(RECORDS SHOWN)
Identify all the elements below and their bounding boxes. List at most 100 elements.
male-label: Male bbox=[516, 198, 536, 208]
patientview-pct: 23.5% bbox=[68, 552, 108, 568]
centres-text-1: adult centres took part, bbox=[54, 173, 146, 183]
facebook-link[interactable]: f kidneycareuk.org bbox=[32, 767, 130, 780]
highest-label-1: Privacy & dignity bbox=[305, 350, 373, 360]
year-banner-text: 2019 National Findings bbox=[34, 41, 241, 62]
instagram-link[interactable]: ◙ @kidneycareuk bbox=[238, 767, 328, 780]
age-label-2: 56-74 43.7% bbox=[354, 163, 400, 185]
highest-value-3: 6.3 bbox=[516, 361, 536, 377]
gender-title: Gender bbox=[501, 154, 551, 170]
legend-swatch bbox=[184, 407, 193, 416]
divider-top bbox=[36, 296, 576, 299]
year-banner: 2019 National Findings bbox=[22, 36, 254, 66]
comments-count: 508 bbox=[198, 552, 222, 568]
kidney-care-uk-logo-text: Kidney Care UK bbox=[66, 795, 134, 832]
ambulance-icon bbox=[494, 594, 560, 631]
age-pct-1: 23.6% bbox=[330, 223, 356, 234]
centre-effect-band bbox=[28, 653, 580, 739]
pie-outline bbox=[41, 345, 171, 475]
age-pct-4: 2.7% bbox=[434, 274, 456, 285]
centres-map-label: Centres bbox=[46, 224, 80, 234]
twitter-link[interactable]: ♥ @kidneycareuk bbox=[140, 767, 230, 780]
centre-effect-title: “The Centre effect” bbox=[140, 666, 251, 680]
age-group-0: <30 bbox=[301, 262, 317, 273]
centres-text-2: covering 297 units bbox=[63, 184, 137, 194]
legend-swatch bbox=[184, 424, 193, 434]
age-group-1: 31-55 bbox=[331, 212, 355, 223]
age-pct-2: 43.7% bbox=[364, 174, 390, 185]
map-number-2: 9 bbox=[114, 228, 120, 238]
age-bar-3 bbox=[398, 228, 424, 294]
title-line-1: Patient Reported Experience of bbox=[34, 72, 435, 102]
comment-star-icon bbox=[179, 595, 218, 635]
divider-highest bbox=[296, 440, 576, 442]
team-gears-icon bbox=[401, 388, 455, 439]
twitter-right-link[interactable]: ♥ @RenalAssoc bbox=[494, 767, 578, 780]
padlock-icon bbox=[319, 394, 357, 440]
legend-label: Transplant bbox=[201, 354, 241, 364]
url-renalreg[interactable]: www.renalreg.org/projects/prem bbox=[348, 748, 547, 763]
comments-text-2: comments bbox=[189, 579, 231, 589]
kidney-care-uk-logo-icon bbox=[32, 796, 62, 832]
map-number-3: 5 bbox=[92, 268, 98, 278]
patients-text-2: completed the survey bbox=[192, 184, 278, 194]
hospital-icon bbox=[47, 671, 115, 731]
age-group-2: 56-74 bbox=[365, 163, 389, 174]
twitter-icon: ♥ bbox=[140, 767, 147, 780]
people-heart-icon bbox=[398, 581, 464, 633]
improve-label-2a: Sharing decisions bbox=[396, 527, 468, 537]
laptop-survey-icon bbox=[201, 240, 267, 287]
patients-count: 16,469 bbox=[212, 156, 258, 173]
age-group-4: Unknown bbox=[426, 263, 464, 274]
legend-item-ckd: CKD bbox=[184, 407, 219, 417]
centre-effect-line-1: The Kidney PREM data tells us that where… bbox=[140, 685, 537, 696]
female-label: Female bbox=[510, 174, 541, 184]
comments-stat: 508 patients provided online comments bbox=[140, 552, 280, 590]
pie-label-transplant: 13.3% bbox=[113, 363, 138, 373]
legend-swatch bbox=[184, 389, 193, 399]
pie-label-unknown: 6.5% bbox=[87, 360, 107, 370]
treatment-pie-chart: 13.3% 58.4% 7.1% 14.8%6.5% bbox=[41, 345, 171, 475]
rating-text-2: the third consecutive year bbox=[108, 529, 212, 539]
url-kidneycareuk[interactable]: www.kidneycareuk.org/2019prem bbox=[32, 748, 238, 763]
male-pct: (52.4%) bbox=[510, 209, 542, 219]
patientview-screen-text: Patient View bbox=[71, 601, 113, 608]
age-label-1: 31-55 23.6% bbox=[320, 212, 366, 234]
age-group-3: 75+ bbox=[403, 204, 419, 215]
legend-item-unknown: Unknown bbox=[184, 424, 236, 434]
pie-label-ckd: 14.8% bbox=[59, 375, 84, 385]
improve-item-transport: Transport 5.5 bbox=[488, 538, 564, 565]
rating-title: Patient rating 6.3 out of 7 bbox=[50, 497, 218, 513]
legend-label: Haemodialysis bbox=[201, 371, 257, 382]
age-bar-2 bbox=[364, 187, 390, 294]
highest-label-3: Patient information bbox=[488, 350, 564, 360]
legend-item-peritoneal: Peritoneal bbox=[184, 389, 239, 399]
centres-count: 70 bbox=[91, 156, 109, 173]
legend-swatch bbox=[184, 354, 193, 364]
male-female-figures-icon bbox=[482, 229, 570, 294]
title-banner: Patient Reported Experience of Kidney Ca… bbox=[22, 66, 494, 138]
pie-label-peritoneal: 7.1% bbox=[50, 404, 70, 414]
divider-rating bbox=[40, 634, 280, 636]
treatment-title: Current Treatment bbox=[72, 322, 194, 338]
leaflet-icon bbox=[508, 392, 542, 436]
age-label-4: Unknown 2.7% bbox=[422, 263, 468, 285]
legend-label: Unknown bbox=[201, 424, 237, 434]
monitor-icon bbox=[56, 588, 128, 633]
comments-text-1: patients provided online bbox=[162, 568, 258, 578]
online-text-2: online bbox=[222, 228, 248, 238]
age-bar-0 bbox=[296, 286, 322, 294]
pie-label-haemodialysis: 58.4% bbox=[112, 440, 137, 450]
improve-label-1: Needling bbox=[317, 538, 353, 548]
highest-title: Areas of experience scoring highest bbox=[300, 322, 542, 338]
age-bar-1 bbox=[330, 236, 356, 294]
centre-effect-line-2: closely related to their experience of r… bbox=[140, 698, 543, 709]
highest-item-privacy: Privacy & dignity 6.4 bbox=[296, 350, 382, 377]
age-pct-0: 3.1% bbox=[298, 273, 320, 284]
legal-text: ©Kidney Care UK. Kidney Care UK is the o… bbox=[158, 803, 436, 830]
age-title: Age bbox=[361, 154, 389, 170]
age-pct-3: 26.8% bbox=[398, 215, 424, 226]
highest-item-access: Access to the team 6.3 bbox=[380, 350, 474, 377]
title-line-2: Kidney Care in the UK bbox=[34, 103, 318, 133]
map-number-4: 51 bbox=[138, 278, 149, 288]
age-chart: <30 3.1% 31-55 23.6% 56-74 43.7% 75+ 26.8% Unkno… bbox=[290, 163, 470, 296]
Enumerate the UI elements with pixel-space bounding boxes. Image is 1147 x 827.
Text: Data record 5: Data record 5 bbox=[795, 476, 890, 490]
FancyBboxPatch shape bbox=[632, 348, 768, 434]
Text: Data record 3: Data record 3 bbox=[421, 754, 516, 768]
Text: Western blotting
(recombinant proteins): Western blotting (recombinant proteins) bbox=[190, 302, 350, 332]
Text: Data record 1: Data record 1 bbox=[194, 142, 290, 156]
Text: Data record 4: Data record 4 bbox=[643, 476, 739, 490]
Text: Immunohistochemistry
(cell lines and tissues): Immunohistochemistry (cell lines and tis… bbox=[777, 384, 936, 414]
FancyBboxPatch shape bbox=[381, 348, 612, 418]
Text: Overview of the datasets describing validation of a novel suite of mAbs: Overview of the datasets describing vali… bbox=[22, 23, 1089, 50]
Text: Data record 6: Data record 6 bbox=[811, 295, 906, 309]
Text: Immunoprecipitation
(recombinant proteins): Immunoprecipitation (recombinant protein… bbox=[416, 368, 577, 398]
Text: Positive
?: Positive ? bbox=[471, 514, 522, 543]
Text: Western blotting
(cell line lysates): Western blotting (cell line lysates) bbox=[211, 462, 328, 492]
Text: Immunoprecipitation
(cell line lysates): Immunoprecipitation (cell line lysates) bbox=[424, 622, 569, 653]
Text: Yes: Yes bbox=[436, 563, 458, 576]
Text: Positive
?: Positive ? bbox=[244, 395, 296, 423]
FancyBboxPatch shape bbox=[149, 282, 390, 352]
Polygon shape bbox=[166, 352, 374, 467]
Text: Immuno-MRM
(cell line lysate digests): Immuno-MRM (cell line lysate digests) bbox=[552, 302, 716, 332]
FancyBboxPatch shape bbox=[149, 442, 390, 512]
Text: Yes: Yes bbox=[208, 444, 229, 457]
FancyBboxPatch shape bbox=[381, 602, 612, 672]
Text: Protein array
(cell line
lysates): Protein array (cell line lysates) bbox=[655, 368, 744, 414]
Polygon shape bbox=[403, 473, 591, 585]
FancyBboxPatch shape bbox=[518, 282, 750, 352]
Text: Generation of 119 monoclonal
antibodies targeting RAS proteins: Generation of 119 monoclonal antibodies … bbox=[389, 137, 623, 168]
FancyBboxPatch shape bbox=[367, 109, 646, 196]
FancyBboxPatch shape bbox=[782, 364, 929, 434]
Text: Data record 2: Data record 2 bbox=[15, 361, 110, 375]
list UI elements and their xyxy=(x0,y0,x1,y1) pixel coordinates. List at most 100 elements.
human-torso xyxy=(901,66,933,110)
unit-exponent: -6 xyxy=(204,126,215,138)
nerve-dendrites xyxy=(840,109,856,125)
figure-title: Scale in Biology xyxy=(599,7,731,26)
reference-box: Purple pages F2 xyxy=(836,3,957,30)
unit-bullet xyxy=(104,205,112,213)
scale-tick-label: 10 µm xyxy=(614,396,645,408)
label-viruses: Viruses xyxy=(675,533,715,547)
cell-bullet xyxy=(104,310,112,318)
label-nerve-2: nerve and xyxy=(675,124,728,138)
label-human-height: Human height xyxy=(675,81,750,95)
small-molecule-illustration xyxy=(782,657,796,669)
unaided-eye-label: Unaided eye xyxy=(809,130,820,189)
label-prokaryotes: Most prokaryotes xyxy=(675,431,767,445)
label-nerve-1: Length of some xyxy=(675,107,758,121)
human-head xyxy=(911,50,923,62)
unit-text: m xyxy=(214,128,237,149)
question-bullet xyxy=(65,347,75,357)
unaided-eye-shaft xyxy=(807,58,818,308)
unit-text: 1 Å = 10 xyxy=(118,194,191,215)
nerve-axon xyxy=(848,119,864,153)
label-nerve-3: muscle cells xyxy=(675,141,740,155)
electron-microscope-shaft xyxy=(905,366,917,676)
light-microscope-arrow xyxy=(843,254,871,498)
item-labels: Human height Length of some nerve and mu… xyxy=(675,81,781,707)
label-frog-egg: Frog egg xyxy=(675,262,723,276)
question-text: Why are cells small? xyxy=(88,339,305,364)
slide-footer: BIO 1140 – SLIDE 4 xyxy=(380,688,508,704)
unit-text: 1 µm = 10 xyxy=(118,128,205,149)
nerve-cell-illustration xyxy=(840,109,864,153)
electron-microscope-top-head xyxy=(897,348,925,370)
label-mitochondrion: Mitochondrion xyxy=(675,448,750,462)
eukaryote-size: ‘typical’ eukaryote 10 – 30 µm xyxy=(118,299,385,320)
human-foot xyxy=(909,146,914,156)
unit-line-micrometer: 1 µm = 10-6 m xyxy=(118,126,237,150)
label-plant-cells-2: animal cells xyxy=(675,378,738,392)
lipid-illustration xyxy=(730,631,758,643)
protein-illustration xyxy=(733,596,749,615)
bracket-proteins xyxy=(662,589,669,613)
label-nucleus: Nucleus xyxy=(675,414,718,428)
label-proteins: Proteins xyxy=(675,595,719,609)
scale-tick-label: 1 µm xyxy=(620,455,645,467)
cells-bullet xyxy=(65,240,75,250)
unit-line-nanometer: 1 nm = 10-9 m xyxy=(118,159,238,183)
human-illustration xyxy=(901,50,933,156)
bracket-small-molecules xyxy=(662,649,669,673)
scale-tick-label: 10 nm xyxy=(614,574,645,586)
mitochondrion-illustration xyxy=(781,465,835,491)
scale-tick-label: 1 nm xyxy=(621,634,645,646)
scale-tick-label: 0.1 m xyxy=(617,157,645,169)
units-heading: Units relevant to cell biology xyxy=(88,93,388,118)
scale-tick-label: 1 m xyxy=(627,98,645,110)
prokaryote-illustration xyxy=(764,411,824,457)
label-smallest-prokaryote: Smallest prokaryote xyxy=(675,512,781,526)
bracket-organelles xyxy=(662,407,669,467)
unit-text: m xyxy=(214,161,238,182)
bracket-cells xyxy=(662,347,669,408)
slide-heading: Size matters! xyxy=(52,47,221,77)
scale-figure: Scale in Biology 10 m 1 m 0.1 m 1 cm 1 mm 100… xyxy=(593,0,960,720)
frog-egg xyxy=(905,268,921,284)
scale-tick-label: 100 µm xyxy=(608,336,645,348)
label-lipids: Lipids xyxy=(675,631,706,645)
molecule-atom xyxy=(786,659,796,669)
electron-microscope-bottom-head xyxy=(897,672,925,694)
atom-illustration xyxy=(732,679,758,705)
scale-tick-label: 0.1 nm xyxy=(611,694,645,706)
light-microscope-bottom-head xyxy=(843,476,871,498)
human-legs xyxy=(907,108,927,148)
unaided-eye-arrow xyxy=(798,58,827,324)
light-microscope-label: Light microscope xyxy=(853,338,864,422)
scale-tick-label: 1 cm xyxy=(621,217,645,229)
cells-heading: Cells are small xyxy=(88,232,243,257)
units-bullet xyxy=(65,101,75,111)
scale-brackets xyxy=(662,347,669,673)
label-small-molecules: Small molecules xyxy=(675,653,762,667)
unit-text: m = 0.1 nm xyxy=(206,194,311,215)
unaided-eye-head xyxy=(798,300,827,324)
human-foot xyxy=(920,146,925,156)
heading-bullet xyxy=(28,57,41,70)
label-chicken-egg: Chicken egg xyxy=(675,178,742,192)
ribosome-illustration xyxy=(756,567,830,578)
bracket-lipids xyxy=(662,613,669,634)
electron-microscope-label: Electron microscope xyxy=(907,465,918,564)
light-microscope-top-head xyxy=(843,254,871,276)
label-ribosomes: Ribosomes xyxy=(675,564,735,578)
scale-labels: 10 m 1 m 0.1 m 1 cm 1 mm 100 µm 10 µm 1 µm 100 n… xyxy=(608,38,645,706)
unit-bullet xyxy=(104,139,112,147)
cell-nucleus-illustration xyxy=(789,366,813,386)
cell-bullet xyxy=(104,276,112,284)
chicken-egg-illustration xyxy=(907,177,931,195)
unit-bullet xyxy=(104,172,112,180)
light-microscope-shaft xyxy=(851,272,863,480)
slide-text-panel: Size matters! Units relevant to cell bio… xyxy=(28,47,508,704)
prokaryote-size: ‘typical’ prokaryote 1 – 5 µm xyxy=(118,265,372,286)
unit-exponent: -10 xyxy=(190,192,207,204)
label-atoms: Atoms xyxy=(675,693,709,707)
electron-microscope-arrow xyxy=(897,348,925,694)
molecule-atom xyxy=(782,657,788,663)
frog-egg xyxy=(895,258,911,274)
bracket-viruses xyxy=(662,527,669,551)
(End RECORDS SHOWN)
## THE PROBLEM
For the string "microscope", search the preceding data and copy every line that includes it.

## RESULT FOR THIS TASK
electron-microscope-shaft xyxy=(905,366,917,676)
light-microscope-arrow xyxy=(843,254,871,498)
electron-microscope-top-head xyxy=(897,348,925,370)
electron-microscope-bottom-head xyxy=(897,672,925,694)
light-microscope-bottom-head xyxy=(843,476,871,498)
light-microscope-label: Light microscope xyxy=(853,338,864,422)
electron-microscope-label: Electron microscope xyxy=(907,465,918,564)
light-microscope-top-head xyxy=(843,254,871,276)
light-microscope-shaft xyxy=(851,272,863,480)
electron-microscope-arrow xyxy=(897,348,925,694)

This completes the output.